*SUPPLIED TEXT*:
§

Logjam Characteristics as Drivers of Transient Storage in Headwater Streams
A. Marshall1, X. Zhang2, A.H. Sawyer2, E. Wohl1, and K. Singha3
1Department of Geosciences, Colorado State University, Fort Collins, CO, USA
2School of Earth Sciences, The Ohio State University, Columbus, OH, USA
3Colorado School of Mines, Hydrologic Science and Engineering Program, Golden, CO, USA
Corresponding author: Anna Marshall (amarsh01@colostate.edu)
Key Points:
Abstract
Logjams in a stream create backwater conditions and locally force water to flow through the streambed, creating zones of transient storage within the surface and subsurface of a stream. We investigate the relative importance of logjam distribution density, logjam permeability, and discharge on transient storage in a simplified experimental channel. We use physical flume experiments in which we inject a salt tracer, monitor fluid conductivity breakthrough curves in surface water, and use breakthrough-curve skew to characterize transient storage. We then develop numerical models in HydroGeoSphere to reveal flow paths through the subsurface (or hyporheic zone) that contribute to some of the longest transient-storage timescales. In both the flume and numerical model, we observe an increase in backwater and hyporheic exchange at logjams. Observed complexities in transient storage behavior may depend largely on surface water flow in the backwater zone. As expected, multiple successive logjams provide more pervasive hyporheic exchange by distributing the head drop at each jam, leading to distributed but shallow flow paths. Decreasing the permeability of a logjam or increasing the discharge both facilitate more surface water storage and elevate the surface water level upstream of a logjam, thus increasing hyporheic exchange. Multiple logjams with low permeability result in the greatest magnitude of transient storage, suggesting that this configuration maximizes solute retention in backwater zones, while hyporheic exchange rates also increase. Understanding how logjam characteristics affect solute transport through both the channel and hyporheic zone has important management implications for rivers in forested, or historically forested, environments.

§

*RECORDS PROVIDED*:
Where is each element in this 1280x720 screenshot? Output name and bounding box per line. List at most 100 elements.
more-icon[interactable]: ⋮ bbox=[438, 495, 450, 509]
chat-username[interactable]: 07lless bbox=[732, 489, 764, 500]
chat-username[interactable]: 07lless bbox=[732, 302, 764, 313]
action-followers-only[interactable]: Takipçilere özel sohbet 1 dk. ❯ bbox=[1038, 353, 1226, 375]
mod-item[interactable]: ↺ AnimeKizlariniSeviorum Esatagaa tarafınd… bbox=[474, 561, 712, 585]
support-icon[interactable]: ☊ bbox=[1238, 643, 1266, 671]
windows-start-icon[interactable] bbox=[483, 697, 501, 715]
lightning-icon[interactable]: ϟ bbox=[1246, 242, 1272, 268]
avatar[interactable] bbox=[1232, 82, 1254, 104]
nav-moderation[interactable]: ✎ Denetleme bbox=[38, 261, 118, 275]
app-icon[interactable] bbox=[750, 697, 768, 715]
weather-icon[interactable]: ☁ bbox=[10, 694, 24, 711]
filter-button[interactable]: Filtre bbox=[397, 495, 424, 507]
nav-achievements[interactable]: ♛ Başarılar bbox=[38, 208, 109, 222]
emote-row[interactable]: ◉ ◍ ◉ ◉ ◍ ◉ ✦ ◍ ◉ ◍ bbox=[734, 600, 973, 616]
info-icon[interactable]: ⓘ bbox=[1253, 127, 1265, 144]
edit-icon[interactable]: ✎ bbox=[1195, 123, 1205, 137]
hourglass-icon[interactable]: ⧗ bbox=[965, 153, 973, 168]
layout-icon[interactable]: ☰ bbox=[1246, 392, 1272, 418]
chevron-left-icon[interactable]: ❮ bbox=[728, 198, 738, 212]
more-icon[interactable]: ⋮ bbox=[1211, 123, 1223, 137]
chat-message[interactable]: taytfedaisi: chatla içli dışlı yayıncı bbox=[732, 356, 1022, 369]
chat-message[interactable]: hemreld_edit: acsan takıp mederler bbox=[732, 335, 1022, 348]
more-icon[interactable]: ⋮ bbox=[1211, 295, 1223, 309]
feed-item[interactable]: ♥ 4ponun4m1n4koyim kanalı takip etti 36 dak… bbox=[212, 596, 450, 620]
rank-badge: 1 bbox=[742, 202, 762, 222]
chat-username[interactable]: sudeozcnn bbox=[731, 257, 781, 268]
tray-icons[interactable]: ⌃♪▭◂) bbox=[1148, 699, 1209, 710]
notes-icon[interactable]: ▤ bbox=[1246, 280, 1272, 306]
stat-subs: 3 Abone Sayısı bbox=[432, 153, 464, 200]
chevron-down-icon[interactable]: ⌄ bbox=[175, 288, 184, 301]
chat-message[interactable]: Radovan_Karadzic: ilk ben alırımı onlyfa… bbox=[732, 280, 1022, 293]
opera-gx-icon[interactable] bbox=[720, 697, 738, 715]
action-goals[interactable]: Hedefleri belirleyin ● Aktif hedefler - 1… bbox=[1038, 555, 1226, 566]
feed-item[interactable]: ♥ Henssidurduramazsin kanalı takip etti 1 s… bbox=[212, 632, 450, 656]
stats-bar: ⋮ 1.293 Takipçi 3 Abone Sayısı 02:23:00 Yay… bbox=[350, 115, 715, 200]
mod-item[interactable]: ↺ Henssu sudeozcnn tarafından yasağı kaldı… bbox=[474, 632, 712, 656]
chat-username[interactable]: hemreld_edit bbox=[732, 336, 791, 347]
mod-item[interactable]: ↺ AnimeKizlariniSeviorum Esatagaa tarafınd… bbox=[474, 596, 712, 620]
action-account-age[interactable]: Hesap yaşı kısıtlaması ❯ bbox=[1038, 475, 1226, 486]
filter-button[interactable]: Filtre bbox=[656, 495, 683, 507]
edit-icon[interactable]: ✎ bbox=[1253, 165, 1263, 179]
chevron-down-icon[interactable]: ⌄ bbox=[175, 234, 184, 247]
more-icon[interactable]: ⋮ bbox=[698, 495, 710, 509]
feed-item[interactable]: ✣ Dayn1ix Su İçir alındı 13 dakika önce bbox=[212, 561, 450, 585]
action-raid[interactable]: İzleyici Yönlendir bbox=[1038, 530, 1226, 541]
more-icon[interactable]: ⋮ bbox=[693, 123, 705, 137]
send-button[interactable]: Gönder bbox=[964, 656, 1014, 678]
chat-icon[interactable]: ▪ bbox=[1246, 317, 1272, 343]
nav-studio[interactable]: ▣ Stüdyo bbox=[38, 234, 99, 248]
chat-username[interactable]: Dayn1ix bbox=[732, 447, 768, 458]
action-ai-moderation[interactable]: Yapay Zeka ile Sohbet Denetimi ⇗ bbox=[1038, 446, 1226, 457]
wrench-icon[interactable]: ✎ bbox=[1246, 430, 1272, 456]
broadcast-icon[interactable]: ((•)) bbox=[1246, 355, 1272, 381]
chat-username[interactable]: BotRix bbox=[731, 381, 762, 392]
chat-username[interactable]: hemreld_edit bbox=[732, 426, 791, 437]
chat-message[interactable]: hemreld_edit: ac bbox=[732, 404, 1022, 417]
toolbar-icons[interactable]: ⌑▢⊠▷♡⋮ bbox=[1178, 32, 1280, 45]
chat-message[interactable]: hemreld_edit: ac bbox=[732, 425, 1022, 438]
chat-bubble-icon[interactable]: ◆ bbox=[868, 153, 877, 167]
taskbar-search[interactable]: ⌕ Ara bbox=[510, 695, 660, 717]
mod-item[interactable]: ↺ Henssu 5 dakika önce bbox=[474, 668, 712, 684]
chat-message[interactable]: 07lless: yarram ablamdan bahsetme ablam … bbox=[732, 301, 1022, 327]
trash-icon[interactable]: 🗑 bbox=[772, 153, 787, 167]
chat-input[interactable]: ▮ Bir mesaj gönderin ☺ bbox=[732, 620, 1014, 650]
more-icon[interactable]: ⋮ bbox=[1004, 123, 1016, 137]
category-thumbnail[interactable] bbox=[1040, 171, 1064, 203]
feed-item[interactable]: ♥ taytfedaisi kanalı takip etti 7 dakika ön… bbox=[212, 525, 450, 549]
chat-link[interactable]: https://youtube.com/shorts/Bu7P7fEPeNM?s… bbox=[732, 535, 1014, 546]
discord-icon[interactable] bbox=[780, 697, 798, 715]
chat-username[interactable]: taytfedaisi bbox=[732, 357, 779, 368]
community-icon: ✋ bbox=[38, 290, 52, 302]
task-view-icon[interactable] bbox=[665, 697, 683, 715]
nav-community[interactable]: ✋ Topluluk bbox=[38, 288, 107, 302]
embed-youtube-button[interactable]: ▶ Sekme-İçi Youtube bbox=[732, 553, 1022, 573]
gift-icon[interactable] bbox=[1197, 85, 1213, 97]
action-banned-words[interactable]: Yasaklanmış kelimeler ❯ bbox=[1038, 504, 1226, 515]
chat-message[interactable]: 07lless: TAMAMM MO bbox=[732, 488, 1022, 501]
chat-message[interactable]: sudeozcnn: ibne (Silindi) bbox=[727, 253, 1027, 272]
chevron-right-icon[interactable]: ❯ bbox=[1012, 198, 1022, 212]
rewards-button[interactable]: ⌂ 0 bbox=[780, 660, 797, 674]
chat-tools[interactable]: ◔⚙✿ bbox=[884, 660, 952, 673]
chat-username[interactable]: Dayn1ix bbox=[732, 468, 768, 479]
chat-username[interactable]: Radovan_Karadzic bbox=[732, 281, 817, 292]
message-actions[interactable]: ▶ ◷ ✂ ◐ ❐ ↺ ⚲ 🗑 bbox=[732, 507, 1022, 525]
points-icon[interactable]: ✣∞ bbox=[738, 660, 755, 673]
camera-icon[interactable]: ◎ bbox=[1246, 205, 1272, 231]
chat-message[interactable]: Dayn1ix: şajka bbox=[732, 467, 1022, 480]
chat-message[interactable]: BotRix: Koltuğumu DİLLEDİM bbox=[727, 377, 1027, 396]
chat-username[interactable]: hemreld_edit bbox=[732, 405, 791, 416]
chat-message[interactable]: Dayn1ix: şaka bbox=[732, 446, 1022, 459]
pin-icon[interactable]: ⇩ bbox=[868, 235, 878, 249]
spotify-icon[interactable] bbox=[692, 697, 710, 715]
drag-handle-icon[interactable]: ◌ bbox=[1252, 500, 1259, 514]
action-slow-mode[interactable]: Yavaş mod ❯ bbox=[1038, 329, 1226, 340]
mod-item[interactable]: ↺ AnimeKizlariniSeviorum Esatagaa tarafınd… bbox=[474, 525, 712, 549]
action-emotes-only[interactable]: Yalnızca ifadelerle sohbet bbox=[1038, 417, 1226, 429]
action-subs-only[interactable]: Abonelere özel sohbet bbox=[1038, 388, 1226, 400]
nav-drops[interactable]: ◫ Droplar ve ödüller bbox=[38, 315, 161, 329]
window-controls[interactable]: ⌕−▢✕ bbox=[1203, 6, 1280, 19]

§

*WORK INSTRUCTIONS*:
- 1) Could you express everything in the records from the start down to the line containing "weather-icon[interactable]: ☁ bbox=[10, 694, 24, 711]", inclusive, as a Markdown table with columns Row and Line, leaving out blank lines?
- 2) Can you supply the next part of the text on logjams and transient storage in headwater streams, picking up after its final sentence?
The logjam text and the records bear no relation to each other.

*ANSWERS TO THE EXERCISE*:
- 1)
| Row | Line |
|---|---|
| 1 | Where is each element in this 1280x720 screenshot? Output name and bounding box per line. List at most 100 elements. |
| 2 | more-icon[interactable]: ⋮ bbox=[438, 495, 450, 509] |
| 3 | chat-username[interactable]: 07lless bbox=[732, 489, 764, 500] |
| 4 | chat-username[interactable]: 07lless bbox=[732, 302, 764, 313] |
| 5 | action-followers-only[interactable]: Takipçilere özel sohbet 1 dk. ❯ bbox=[1038, 353, 1226, 375] |
| 6 | mod-item[interactable]: ↺ AnimeKizlariniSeviorum Esatagaa tarafınd… bbox=[474, 561, 712, 585] |
| 7 | support-icon[interactable]: ☊ bbox=[1238, 643, 1266, 671] |
| 8 | windows-start-icon[interactable] bbox=[483, 697, 501, 715] |
| 9 | lightning-icon[interactable]: ϟ bbox=[1246, 242, 1272, 268] |
| 10 | avatar[interactable] bbox=[1232, 82, 1254, 104] |
| 11 | nav-moderation[interactable]: ✎ Denetleme bbox=[38, 261, 118, 275] |
| 12 | app-icon[interactable] bbox=[750, 697, 768, 715] |
| 13 | weather-icon[interactable]: ☁ bbox=[10, 694, 24, 711] |

- 2)
1 Introduction
Spatial heterogeneity in flow paths within a river corridor drives stream solute exchange between mobile areas of the channel and relatively immobile transient storage zones. Transient storage can be generally segregated into surface transient storage—where water flows slowly through recirculation zones and stagnant areas of low velocity—and subsurface transient storage (controlled in part by hyporheic exchange—where stream water flows through the subsurface and returns to the channel). Transient storage has numerous benefits to river corridor ecosystem services and processes including i) increased biogeochemical cycling (Fischer et al., 2005; Battin et al., 2008; Tonina & Buffington, 2009; Harvey & Gooseff, 2015; Marttila et al., 2018); ii) nutrient and pollutant processing (Harvey & Wagnert, 2000; Hall et al., 2002; Ensign & Doyle, 2005; Stewart et al., 2011); iii) increased habitat diversity and thermal refugia (Mulholland et al., 2004; Hester & Gooseff, 2010); and iv) flow attenuation (Herzog et al., 2018). Transient storage can be increased by morphologic and geologic features that create spatial heterogeneity in water velocity and drive alternate patterns of downwelling and upwelling along the bed. Examples of such features include bedforms and other variations in channel cross-sectional geometry (Bencala, 1983; Harvey & Bencala, 1993; Kasahara & Wondzell, 2003; Ensign & Doyle, 2005; Gooseff et al., 2007), logjams (Hester & Doyle, 2008; Sawyer et al., 2011; Marttila et al., 2018; Ader et al., 2021), and variations in alluvial thickness and grain-size distribution (Harvey et al., 1996). Here, we focus on the effects of logjams as an important morphologic element that creates both surface transient storage in the channel (for example, backwater zones) and subsurface transient storage in porous media (for example, hyporheic exchange).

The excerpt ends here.